[OBJECTIVE]:
Word for word, give the material below again, minus any images.

[DATASET RECORDS]:
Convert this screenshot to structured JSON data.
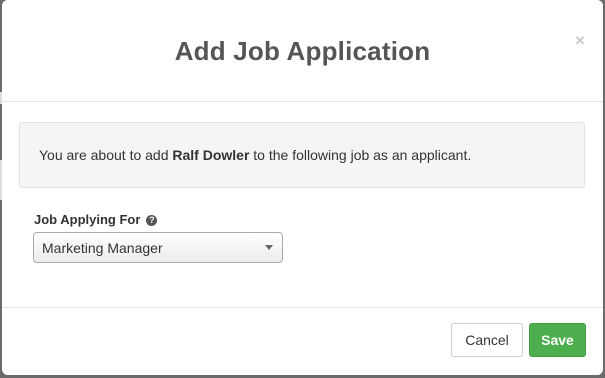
{
  "dialog": {
    "title": "Add Job Application",
    "close_glyph": "×"
  },
  "message": {
    "prefix": "You are about to add ",
    "applicant_name": "Ralf Dowler",
    "suffix": " to the following job as an applicant."
  },
  "job_field": {
    "label": "Job Applying For",
    "help_glyph": "?",
    "selected_value": "Marketing Manager"
  },
  "footer": {
    "cancel_label": "Cancel",
    "save_label": "Save"
  },
  "colors": {
    "save_button": "#4cae4c",
    "title_text": "#555555"
  }
}
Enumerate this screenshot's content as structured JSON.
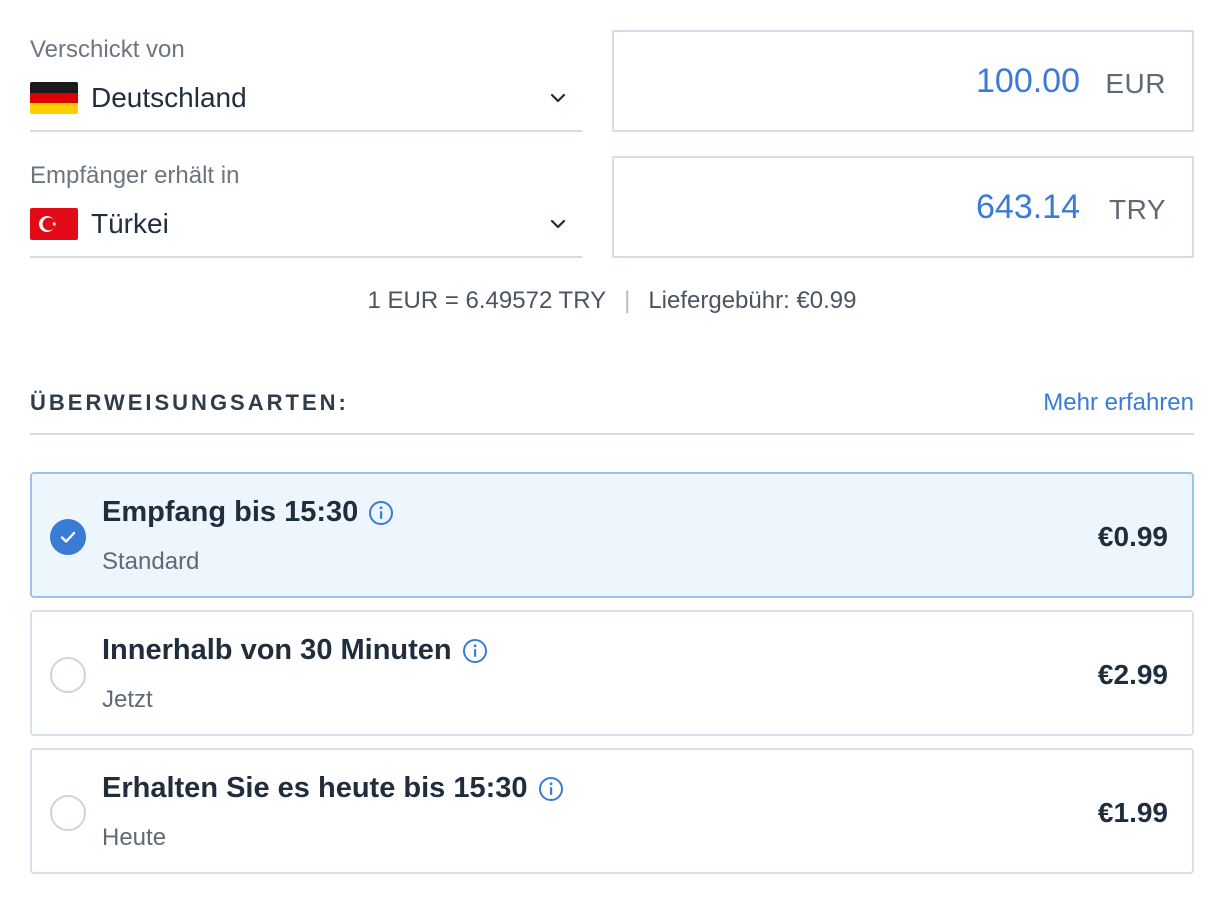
{
  "sender": {
    "label": "Verschickt von",
    "country": "Deutschland",
    "amount": "100.00",
    "currency": "EUR"
  },
  "recipient": {
    "label": "Empfänger erhält in",
    "country": "Türkei",
    "amount": "643.14",
    "currency": "TRY"
  },
  "rate": {
    "exchange": "1 EUR = 6.49572 TRY",
    "separator": "|",
    "fee": "Liefergebühr: €0.99"
  },
  "transfer_types": {
    "title": "ÜBERWEISUNGSARTEN:",
    "learn_more": "Mehr erfahren",
    "options": [
      {
        "title": "Empfang bis 15:30",
        "subtitle": "Standard",
        "price": "€0.99",
        "selected": true
      },
      {
        "title": "Innerhalb von 30 Minuten",
        "subtitle": "Jetzt",
        "price": "€2.99",
        "selected": false
      },
      {
        "title": "Erhalten Sie es heute bis 15:30",
        "subtitle": "Heute",
        "price": "€1.99",
        "selected": false
      }
    ]
  },
  "colors": {
    "accent": "#3a7bd5",
    "selected_background": "#edf5fd",
    "border": "#d3dbe3"
  }
}
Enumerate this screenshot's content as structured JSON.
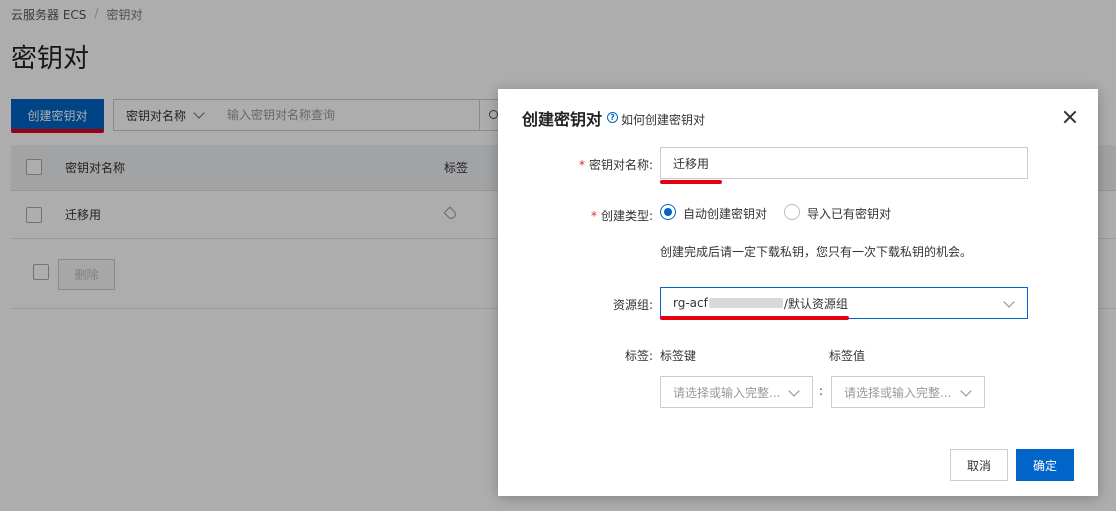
{
  "breadcrumb": {
    "root": "云服务器 ECS",
    "separator": "/",
    "current": "密钥对"
  },
  "page": {
    "title": "密钥对",
    "create_button": "创建密钥对"
  },
  "filter": {
    "field_label": "密钥对名称",
    "placeholder": "输入密钥对名称查询"
  },
  "table": {
    "columns": [
      "密钥对名称",
      "标签"
    ],
    "rows": [
      {
        "name": "迁移用"
      }
    ]
  },
  "footer": {
    "delete_button": "删除"
  },
  "dialog": {
    "title": "创建密钥对",
    "help_link": "如何创建密钥对",
    "name_label": "密钥对名称:",
    "name_value": "迁移用",
    "type_label": "创建类型:",
    "type_options": [
      "自动创建密钥对",
      "导入已有密钥对"
    ],
    "type_selected": "自动创建密钥对",
    "hint": "创建完成后请一定下载私钥，您只有一次下载私钥的机会。",
    "resource_group_label": "资源组:",
    "resource_group_prefix": "rg-acf",
    "resource_group_suffix": "/默认资源组",
    "tag_label": "标签:",
    "tag_key_label": "标签键",
    "tag_value_label": "标签值",
    "tag_key_placeholder": "请选择或输入完整...",
    "tag_value_placeholder": "请选择或输入完整...",
    "tag_separator": ":",
    "cancel_button": "取消",
    "confirm_button": "确定"
  },
  "colors": {
    "primary": "#0064c8",
    "annotation_red": "#e60012",
    "required": "#d93026"
  },
  "icons": [
    "search-icon",
    "chevron-down-icon",
    "tag-icon",
    "help-icon",
    "close-icon"
  ]
}
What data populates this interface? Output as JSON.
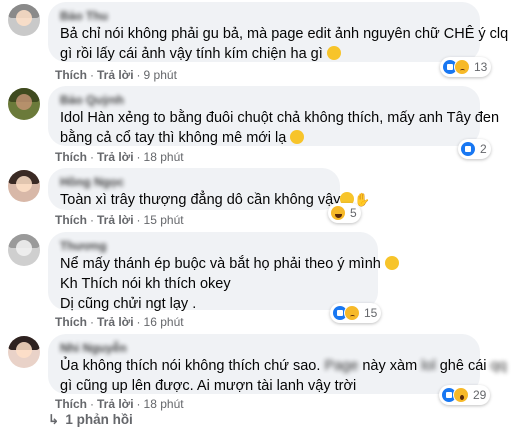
{
  "action_labels": {
    "like": "Thích",
    "reply": "Trả lời",
    "separator": "·"
  },
  "comments": [
    {
      "author": "Bảo Thu",
      "lines": [
        "Bả chỉ nói không phải gu bả, mà page edit ảnh nguyên chữ CHÊ ý clq",
        "gì rồi lấy cái ảnh vậy tính kím chiện ha gì"
      ],
      "trailing_emoji": "confused-face-emoji",
      "time": "9 phút",
      "reactions": [
        "like",
        "sad"
      ],
      "reaction_count": "13"
    },
    {
      "author": "Bảo Quỳnh",
      "lines": [
        "Idol Hàn xẻng to bằng đuôi chuột chả không thích, mấy anh Tây đen",
        "bằng cả cổ tay thì không mê mới lạ"
      ],
      "trailing_emoji": "pacman-emoji",
      "time": "18 phút",
      "reactions": [
        "like"
      ],
      "reaction_count": "2"
    },
    {
      "author": "Hồng Ngọc",
      "lines": [
        "Toàn xì trây thượng đẳng dô cần không vậy"
      ],
      "trailing_emoji": "confused-hand-emoji",
      "time": "15 phút",
      "reactions": [
        "haha"
      ],
      "reaction_count": "5"
    },
    {
      "author": "Thương",
      "lines": [
        "Nể mấy thánh ép buộc và bắt họ phải theo ý mình",
        "Kh Thích nói kh thích okey",
        "Dị cũng chửi ngt lạy ."
      ],
      "trailing_emoji": "smile-emoji",
      "time": "16 phút",
      "reactions": [
        "like",
        "sad"
      ],
      "reaction_count": "15"
    },
    {
      "author": "Nhi Nguyễn",
      "line1_a": "Ủa không thích nói không thích chứ sao.",
      "line1_blur": "Page",
      "line1_b": "này xàm",
      "line1_blur2": "lol",
      "line1_c": "ghê cái",
      "line1_blur3": "qq",
      "line2": "gì cũng up lên được. Ai mượn tài lanh vậy trời",
      "time": "18 phút",
      "reactions": [
        "like",
        "wow"
      ],
      "reaction_count": "29"
    }
  ],
  "view_replies": "1 phản hồi",
  "colors": {
    "bubble": "#f0f2f5",
    "meta": "#65676b",
    "like_blue": "#1877f2",
    "emoji_yellow": "#f7b928"
  }
}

[EXERCISE SOLUTION]:
Convert this screenshot to structured JSON data.
{
  "dialog": {
    "title": "Add Job Application",
    "close_glyph": "×"
  },
  "message": {
    "prefix": "You are about to add ",
    "applicant_name": "Ralf Dowler",
    "suffix": " to the following job as an applicant."
  },
  "job_field": {
    "label": "Job Applying For",
    "help_glyph": "?",
    "selected_value": "Marketing Manager"
  },
  "footer": {
    "cancel_label": "Cancel",
    "save_label": "Save"
  },
  "colors": {
    "save_button": "#4cae4c",
    "title_text": "#555555"
  }
}
Enumerate this screenshot's content as structured JSON.
{
  "sender": {
    "label": "Verschickt von",
    "country": "Deutschland",
    "amount": "100.00",
    "currency": "EUR"
  },
  "recipient": {
    "label": "Empfänger erhält in",
    "country": "Türkei",
    "amount": "643.14",
    "currency": "TRY"
  },
  "rate": {
    "exchange": "1 EUR = 6.49572 TRY",
    "separator": "|",
    "fee": "Liefergebühr: €0.99"
  },
  "transfer_types": {
    "title": "ÜBERWEISUNGSARTEN:",
    "learn_more": "Mehr erfahren",
    "options": [
      {
        "title": "Empfang bis 15:30",
        "subtitle": "Standard",
        "price": "€0.99",
        "selected": true
      },
      {
        "title": "Innerhalb von 30 Minuten",
        "subtitle": "Jetzt",
        "price": "€2.99",
        "selected": false
      },
      {
        "title": "Erhalten Sie es heute bis 15:30",
        "subtitle": "Heute",
        "price": "€1.99",
        "selected": false
      }
    ]
  },
  "colors": {
    "accent": "#3a7bd5",
    "selected_background": "#edf5fd",
    "border": "#d3dbe3"
  }
}
Enumerate this screenshot's content as structured JSON.
{
  "breadcrumb": {
    "root": "云服务器 ECS",
    "separator": "/",
    "current": "密钥对"
  },
  "page": {
    "title": "密钥对",
    "create_button": "创建密钥对"
  },
  "filter": {
    "field_label": "密钥对名称",
    "placeholder": "输入密钥对名称查询"
  },
  "table": {
    "columns": [
      "密钥对名称",
      "标签"
    ],
    "rows": [
      {
        "name": "迁移用"
      }
    ]
  },
  "footer": {
    "delete_button": "删除"
  },
  "dialog": {
    "title": "创建密钥对",
    "help_link": "如何创建密钥对",
    "name_label": "密钥对名称:",
    "name_value": "迁移用",
    "type_label": "创建类型:",
    "type_options": [
      "自动创建密钥对",
      "导入已有密钥对"
    ],
    "type_selected": "自动创建密钥对",
    "hint": "创建完成后请一定下载私钥，您只有一次下载私钥的机会。",
    "resource_group_label": "资源组:",
    "resource_group_prefix": "rg-acf",
    "resource_group_suffix": "/默认资源组",
    "tag_label": "标签:",
    "tag_key_label": "标签键",
    "tag_value_label": "标签值",
    "tag_key_placeholder": "请选择或输入完整...",
    "tag_value_placeholder": "请选择或输入完整...",
    "tag_separator": ":",
    "cancel_button": "取消",
    "confirm_button": "确定"
  },
  "colors": {
    "primary": "#0064c8",
    "annotation_red": "#e60012",
    "required": "#d93026"
  },
  "icons": [
    "search-icon",
    "chevron-down-icon",
    "tag-icon",
    "help-icon",
    "close-icon"
  ]
}
What data populates this interface? Output as JSON.
{
  "action_labels": {
    "like": "Thích",
    "reply": "Trả lời",
    "separator": "·"
  },
  "comments": [
    {
      "author": "Bảo Thu",
      "lines": [
        "Bả chỉ nói không phải gu bả, mà page edit ảnh nguyên chữ CHÊ ý clq",
        "gì rồi lấy cái ảnh vậy tính kím chiện ha gì"
      ],
      "trailing_emoji": "confused-face-emoji",
      "time": "9 phút",
      "reactions": [
        "like",
        "sad"
      ],
      "reaction_count": "13"
    },
    {
      "author": "Bảo Quỳnh",
      "lines": [
        "Idol Hàn xẻng to bằng đuôi chuột chả không thích, mấy anh Tây đen",
        "bằng cả cổ tay thì không mê mới lạ"
      ],
      "trailing_emoji": "pacman-emoji",
      "time": "18 phút",
      "reactions": [
        "like"
      ],
      "reaction_count": "2"
    },
    {
      "author": "Hồng Ngọc",
      "lines": [
        "Toàn xì trây thượng đẳng dô cần không vậy"
      ],
      "trailing_emoji": "confused-hand-emoji",
      "time": "15 phút",
      "reactions": [
        "haha"
      ],
      "reaction_count": "5"
    },
    {
      "author": "Thương",
      "lines": [
        "Nể mấy thánh ép buộc và bắt họ phải theo ý mình",
        "Kh Thích nói kh thích okey",
        "Dị cũng chửi ngt lạy ."
      ],
      "trailing_emoji": "smile-emoji",
      "time": "16 phút",
      "reactions": [
        "like",
        "sad"
      ],
      "reaction_count": "15"
    },
    {
      "author": "Nhi Nguyễn",
      "line1_a": "Ủa không thích nói không thích chứ sao.",
      "line1_blur": "Page",
      "line1_b": "này xàm",
      "line1_blur2": "lol",
      "line1_c": "ghê cái",
      "line1_blur3": "qq",
      "line2": "gì cũng up lên được. Ai mượn tài lanh vậy trời",
      "time": "18 phút",
      "reactions": [
        "like",
        "wow"
      ],
      "reaction_count": "29"
    }
  ],
  "view_replies": "1 phản hồi",
  "colors": {
    "bubble": "#f0f2f5",
    "meta": "#65676b",
    "like_blue": "#1877f2",
    "emoji_yellow": "#f7b928"
  }
}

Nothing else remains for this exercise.